** What to do **
Sift the material for lines containing "were", and return them.

** Dataset items **
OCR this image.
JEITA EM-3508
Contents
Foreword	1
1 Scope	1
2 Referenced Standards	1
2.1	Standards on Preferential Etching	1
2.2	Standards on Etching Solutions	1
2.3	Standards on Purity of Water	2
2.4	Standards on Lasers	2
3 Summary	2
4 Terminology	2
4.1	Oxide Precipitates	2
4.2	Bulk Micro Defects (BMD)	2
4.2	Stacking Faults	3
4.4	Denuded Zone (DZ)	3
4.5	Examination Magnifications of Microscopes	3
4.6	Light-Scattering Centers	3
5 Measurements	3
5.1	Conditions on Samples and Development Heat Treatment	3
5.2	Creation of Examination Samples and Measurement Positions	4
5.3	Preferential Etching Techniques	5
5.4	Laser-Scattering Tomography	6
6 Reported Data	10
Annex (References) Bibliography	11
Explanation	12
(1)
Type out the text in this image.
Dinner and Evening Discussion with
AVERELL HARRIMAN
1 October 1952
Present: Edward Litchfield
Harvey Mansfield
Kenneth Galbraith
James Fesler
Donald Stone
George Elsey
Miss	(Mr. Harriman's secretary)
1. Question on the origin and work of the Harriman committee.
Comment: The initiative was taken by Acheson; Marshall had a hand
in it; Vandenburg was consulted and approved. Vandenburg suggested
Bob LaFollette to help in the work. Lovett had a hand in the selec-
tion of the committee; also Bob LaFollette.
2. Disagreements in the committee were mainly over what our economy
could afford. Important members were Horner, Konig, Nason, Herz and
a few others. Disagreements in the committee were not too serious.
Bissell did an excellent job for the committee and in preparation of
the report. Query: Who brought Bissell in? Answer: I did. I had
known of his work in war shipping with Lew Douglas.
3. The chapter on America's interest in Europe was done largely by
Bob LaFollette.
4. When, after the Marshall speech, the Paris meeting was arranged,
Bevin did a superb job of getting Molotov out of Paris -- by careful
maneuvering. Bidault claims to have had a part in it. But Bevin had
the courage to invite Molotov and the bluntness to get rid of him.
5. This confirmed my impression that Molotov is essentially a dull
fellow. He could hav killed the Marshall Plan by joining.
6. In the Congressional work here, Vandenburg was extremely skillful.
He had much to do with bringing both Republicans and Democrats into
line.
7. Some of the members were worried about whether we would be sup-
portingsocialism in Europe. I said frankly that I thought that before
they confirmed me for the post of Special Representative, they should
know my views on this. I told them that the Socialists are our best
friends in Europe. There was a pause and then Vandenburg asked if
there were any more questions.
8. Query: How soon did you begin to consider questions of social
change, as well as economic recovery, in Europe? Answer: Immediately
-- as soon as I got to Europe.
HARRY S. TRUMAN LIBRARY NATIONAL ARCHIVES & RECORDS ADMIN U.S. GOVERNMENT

** Written answer **
2. Disagreements in the committee were mainly over what our economy
could afford. Important members were Horner, Konig, Nason, Herz and
a few others. Disagreements in the committee were not too serious.
7. Some of the members were worried about whether we would be sup-
there were any more questions.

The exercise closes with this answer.